** EXERCISE **
All lines holding the string "text" are to be shown.

━━━━━ LISTED RECORDS

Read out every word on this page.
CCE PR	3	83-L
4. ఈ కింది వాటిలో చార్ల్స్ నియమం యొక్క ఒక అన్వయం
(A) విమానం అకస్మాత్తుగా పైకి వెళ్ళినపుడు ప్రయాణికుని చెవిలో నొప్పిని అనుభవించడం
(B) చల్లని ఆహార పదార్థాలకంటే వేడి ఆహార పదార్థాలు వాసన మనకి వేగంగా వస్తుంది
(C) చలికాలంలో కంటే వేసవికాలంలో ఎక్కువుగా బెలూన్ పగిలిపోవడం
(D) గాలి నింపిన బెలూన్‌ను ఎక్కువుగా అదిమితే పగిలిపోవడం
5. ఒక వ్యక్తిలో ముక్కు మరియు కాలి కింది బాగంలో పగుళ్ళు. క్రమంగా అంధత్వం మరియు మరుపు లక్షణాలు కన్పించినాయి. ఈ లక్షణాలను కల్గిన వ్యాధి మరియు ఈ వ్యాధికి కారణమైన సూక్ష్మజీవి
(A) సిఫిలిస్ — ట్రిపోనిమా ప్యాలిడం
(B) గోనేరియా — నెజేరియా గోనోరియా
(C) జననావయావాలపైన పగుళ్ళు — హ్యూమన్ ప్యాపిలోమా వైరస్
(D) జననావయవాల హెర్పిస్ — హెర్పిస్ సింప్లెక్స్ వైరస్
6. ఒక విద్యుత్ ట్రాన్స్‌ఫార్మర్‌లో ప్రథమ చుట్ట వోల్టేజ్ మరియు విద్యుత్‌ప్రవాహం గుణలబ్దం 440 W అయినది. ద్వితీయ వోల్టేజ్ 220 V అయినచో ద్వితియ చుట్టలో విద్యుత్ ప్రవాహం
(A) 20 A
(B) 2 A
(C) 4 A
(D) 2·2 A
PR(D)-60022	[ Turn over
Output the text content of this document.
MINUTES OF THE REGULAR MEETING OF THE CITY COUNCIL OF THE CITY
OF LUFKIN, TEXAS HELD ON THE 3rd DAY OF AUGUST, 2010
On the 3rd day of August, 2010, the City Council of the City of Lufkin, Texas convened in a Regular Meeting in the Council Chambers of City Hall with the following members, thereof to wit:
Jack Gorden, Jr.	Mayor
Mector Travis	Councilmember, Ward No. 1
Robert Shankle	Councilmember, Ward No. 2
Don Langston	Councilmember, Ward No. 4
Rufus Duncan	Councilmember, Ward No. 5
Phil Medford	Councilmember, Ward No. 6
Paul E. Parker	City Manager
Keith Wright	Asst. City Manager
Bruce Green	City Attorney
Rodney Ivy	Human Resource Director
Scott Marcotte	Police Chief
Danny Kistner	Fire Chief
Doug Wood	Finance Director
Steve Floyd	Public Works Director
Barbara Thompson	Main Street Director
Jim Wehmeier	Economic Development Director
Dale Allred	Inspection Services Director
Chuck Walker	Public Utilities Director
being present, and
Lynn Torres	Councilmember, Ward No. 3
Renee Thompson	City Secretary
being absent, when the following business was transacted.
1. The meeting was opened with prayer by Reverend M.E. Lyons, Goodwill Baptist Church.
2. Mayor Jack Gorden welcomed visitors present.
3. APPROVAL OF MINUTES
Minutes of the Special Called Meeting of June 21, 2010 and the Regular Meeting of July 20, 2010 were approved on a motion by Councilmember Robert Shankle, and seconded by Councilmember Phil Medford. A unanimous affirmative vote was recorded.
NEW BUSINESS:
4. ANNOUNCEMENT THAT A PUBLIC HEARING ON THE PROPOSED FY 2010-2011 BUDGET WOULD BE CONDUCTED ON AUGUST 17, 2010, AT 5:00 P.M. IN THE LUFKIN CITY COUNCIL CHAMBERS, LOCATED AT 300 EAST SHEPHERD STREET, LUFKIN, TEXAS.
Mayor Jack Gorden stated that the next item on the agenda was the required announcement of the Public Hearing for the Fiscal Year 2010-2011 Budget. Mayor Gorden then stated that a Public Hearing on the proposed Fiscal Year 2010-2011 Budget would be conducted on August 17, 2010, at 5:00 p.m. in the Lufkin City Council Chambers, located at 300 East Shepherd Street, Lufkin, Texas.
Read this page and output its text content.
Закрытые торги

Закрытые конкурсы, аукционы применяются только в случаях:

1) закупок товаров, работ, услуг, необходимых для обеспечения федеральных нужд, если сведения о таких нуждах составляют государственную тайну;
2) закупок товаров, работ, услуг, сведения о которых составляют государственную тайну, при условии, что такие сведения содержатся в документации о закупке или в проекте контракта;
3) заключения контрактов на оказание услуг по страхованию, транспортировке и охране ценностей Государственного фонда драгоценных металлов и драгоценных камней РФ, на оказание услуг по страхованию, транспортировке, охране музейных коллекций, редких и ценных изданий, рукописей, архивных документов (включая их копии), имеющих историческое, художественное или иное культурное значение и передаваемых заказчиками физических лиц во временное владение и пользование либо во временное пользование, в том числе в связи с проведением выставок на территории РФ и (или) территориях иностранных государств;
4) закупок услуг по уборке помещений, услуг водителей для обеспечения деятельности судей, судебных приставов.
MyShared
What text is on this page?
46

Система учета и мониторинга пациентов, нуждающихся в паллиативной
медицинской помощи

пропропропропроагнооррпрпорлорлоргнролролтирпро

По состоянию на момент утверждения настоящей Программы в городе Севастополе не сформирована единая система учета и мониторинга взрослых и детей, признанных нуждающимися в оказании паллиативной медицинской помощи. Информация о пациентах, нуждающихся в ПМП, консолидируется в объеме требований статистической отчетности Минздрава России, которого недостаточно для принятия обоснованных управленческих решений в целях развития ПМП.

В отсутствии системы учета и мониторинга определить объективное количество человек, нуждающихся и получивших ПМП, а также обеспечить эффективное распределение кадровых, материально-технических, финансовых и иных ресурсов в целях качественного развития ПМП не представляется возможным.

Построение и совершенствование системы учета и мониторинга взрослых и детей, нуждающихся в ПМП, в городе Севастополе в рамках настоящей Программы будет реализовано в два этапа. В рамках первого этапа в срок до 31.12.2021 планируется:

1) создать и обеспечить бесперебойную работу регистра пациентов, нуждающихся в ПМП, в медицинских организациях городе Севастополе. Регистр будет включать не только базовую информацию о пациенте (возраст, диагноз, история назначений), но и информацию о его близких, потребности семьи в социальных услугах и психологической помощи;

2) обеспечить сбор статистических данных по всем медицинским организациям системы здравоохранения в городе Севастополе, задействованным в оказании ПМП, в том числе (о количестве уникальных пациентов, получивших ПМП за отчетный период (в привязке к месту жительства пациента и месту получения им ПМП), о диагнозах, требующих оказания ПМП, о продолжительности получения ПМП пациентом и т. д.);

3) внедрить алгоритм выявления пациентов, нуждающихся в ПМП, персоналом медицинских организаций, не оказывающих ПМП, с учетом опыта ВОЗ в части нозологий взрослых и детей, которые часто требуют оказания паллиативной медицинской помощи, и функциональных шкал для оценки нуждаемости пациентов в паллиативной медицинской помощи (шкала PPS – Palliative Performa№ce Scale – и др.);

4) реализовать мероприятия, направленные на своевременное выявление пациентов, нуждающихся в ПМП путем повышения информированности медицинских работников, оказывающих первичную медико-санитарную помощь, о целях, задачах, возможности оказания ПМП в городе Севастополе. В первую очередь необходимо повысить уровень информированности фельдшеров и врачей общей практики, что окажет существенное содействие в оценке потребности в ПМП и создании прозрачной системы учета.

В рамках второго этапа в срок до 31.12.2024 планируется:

━━━━━━━━━━

** TASK ANSWER **
Output the text content of this document.
Read this page and output its text content.
What text is on this page?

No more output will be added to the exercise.